→ **Source passage**:
========

The main changes regarding staging of thin (T1) melanoma – that is less than or equal to 1 mm – is that the 0.8 mm thickness is the threshold for a T1a melanoma (now classified as less than 0.8 mm without ulceration), whereas T1b is now 0.8 – 1.0 mm thickness with or w/out ulceration or less than 0.8 mm thickness with ulceration. A T1a melanoma generally is not considered appropriate for staging of the regional lymph nodes with sentinel lymph node biopsy (with exceptions noted in the guideline), whereas a T1b melanoma may be considered for SLNB staging – though rates of SLN positivity remain relatively low in the T1b group.”
Dr. Swetter also emphasized that histologic ulceration of the primary tumor was affirmed as an indicator of worse prognosis; mitotic rate, although removed from T1 staging, is still tracked by pathologists and still seen as an independent predictor of worse prognosis, according to the 8th edition, she said.

========

→ **Supplied material**:
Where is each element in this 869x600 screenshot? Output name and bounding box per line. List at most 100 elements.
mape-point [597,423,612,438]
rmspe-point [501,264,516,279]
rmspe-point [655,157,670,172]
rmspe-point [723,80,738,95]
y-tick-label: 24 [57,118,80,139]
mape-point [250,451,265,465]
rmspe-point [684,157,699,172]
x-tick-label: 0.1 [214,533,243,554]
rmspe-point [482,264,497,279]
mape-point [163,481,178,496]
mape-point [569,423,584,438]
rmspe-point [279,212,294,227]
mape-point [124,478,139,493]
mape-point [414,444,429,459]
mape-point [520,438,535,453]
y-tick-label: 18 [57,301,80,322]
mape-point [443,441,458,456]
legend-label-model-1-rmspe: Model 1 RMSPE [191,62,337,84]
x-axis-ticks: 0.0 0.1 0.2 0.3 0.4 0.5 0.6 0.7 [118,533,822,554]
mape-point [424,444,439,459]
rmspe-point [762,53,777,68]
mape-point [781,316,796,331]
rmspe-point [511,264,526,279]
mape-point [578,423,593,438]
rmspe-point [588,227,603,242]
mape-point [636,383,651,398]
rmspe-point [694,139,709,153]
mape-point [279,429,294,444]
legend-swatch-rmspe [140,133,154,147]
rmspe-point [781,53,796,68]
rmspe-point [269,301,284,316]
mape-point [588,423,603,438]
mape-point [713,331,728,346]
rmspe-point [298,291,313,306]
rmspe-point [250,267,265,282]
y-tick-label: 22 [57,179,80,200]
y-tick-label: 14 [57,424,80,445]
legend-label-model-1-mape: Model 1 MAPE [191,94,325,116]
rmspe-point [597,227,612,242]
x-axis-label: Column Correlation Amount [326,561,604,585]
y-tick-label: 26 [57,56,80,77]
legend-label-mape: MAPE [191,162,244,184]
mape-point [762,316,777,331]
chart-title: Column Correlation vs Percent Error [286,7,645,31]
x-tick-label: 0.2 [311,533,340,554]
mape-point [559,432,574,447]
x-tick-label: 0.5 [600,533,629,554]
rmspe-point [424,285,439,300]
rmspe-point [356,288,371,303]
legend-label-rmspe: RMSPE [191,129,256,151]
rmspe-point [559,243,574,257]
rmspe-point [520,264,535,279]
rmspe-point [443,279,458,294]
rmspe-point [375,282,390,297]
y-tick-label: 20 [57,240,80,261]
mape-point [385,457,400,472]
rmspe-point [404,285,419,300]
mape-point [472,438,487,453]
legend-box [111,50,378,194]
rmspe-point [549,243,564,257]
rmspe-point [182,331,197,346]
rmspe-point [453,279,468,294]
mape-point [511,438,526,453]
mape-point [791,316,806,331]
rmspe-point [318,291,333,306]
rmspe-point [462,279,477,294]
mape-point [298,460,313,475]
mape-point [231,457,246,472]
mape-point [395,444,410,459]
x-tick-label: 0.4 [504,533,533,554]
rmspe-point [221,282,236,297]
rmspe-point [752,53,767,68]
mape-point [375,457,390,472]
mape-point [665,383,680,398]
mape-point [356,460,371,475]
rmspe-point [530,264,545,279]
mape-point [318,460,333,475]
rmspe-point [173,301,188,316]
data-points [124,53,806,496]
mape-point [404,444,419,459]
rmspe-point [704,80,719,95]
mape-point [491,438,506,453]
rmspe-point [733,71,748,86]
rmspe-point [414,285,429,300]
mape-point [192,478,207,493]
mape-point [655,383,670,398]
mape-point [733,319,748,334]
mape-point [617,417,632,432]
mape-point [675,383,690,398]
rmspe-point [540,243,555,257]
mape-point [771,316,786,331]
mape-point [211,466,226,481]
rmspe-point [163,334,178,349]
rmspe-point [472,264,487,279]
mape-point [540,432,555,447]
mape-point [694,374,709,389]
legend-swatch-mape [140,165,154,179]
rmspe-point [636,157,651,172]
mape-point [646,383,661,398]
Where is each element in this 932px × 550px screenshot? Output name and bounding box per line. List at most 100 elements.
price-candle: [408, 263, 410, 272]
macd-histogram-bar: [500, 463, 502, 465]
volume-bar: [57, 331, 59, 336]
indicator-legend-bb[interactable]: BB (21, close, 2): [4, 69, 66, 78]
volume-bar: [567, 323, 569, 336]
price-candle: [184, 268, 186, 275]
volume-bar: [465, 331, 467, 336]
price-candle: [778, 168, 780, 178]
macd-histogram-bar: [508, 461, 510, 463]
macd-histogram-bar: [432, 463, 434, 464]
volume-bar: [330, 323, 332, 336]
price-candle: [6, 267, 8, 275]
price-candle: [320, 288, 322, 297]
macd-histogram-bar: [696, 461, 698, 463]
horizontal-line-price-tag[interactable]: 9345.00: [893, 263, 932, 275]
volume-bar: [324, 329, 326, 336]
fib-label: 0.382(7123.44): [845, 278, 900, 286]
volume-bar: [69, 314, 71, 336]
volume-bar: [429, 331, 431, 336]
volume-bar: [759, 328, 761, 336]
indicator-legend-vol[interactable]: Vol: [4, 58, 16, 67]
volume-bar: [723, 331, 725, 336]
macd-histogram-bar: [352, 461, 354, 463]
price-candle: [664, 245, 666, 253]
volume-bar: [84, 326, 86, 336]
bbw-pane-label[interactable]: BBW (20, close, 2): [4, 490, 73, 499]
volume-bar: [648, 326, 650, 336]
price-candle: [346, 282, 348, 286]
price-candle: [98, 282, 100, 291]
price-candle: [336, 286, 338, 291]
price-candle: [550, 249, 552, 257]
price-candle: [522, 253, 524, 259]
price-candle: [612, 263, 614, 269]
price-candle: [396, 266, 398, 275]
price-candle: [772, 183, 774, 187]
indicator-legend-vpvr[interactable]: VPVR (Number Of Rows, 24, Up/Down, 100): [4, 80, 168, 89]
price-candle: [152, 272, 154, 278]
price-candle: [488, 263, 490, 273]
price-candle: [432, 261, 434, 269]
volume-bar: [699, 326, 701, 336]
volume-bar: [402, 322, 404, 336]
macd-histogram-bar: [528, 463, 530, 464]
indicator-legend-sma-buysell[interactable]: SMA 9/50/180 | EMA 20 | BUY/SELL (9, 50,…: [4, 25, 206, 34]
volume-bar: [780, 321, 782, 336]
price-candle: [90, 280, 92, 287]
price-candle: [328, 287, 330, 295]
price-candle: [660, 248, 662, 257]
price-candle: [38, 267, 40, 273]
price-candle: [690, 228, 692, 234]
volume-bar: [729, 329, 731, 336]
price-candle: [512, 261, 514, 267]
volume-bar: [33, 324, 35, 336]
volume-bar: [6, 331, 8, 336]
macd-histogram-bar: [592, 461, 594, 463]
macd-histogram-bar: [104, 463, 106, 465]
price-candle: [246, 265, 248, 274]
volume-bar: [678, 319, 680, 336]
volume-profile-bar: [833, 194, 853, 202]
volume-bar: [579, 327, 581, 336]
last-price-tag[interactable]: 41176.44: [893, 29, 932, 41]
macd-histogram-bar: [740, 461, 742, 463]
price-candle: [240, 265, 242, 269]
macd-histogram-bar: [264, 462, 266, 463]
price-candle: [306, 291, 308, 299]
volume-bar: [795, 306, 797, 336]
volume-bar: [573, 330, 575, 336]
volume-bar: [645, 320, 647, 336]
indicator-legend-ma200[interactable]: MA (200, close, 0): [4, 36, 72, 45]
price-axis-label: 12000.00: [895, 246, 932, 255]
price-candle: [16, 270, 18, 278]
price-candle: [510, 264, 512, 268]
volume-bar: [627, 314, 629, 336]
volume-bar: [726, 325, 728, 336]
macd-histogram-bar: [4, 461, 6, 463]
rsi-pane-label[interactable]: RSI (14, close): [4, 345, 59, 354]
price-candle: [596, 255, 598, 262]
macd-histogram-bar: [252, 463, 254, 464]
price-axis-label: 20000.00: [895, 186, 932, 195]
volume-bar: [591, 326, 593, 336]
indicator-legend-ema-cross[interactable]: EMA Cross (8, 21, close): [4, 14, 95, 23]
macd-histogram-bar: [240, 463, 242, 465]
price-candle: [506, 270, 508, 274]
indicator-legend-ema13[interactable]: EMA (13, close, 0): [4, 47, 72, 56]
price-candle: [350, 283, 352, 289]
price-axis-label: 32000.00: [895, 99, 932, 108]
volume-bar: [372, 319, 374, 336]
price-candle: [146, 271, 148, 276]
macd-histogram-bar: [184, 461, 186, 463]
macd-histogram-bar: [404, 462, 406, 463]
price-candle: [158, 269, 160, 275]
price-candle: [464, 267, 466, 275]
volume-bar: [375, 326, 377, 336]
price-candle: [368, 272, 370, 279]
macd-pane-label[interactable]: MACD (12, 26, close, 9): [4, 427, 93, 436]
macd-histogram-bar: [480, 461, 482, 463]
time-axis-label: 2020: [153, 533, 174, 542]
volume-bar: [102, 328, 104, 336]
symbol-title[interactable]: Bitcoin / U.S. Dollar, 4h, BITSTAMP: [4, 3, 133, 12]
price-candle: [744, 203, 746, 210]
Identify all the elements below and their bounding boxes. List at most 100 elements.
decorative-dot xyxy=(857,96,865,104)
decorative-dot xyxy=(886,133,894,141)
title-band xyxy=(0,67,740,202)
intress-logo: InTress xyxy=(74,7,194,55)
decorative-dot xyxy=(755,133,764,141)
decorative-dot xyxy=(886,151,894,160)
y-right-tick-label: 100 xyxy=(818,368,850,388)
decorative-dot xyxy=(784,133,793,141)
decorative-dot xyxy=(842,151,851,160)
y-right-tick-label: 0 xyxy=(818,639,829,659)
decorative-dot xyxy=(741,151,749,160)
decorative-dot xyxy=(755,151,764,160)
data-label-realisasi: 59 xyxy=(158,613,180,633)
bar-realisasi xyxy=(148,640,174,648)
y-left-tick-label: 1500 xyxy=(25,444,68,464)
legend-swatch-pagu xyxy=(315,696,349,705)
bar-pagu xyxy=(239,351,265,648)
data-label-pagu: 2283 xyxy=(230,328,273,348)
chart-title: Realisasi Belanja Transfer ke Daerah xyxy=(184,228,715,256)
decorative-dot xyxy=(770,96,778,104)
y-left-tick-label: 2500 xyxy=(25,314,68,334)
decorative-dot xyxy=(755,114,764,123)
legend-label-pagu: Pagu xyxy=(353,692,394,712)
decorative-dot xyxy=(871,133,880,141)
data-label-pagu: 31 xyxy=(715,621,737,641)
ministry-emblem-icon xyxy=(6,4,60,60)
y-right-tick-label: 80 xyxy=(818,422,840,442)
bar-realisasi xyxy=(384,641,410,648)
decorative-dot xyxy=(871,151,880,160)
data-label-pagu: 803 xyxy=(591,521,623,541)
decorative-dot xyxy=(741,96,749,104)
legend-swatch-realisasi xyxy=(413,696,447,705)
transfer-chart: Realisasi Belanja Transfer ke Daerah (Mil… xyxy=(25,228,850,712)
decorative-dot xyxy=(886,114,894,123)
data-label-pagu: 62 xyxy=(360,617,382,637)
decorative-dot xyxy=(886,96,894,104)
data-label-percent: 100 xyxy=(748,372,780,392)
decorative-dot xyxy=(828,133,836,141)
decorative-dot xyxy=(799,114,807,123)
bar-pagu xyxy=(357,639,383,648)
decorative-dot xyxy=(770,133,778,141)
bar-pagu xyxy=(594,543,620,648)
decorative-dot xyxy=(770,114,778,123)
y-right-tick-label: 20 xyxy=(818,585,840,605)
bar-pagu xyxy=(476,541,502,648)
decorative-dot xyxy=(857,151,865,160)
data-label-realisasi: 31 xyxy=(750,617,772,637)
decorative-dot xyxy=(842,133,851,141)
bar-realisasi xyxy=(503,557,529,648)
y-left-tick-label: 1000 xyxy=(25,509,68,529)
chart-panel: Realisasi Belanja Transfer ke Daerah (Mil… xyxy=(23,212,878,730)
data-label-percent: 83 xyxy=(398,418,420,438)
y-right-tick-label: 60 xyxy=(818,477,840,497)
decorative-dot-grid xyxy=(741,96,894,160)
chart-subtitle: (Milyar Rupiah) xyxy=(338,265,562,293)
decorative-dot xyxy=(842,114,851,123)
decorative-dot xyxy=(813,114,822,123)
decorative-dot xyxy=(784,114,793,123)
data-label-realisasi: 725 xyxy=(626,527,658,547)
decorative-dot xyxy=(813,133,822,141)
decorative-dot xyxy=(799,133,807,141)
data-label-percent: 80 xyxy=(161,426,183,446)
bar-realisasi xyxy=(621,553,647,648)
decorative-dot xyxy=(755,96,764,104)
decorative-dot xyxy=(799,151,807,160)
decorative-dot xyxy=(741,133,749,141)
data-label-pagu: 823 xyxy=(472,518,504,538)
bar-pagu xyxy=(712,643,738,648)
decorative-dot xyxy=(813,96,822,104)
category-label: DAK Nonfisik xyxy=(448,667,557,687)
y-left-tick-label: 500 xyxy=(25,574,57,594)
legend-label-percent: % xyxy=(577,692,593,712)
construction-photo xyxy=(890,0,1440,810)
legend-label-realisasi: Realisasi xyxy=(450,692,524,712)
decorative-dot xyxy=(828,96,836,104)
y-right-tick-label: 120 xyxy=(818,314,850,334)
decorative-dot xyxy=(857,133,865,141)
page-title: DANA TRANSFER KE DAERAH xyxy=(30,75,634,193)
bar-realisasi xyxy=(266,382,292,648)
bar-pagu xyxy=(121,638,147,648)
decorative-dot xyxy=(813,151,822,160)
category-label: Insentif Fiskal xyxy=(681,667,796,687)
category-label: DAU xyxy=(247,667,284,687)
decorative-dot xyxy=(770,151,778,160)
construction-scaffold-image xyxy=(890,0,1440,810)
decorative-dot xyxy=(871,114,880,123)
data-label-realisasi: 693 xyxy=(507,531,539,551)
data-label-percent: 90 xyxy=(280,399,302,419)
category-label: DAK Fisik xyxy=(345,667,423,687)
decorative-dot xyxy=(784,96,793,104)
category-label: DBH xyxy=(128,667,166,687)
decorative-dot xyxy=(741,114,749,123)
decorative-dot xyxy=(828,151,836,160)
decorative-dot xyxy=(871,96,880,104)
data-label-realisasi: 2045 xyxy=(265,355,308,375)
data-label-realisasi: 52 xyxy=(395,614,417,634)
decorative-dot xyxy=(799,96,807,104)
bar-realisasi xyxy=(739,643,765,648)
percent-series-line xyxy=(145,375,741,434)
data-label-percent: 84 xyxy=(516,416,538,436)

========

→ **Study questions**:
**A)** In the melanoma staging passage, what feature of the primary tumor was affirmed as an indicator of worse prognosis?
**B)** List every melanoma stage category that the melanoma staging passage names.
**C)** Pick up the melanoma staging passage after its last sentence and continue it.
The material comes from a separate source unrelated to the melanoma staging passage.

→ **Answers for the tasks**:
**A)** Histologic ulceration of the primary tumor.

**B)** T1, T1a, T1b

**C)**
A cornerstone of cutaneous melanoma care remains unchanged in the guidelines: Surgical excision is still the preferred method for treating melanoma. “Mohs micrographic surgery and other staged excision techniques can provide exhaustive peripheral margin histologic assessment for melanoma in situ, lentigo maligna type and tissue sparing in anatomically constrained sites,” Dr. Swetter said. “Current data are insufficient to recommend Mohs surgery for invasive cutaneous melanoma, in which the use of surgical margins less than 1 cm has not been adequately studied,” she cautioned.
Reinforcing the importance of surgery as the primary treatment for melanoma, Dr. Swetter clarified that “Nonsurgical approaches (imiquimod and traditional forms of radiation therapy) should be considered [only] if surgery is impractical or contraindicated, and only for melanoma in situ, lentigo maligna type, as cure rates are lower.”
In terms of other therapies, the guideline working group found insufficient evidence to recommend electronic brachytherapy for melanoma.
Assessment of novel diagnostic and molecular imaging modalities was not the primary focus of the AAD guidelines, Dr. Swetter pointed out. Looking to the future, though, she added that the hope is “that these prebiopsy modalities can one day reduce unnecessary biopsies from being done” in the clinic.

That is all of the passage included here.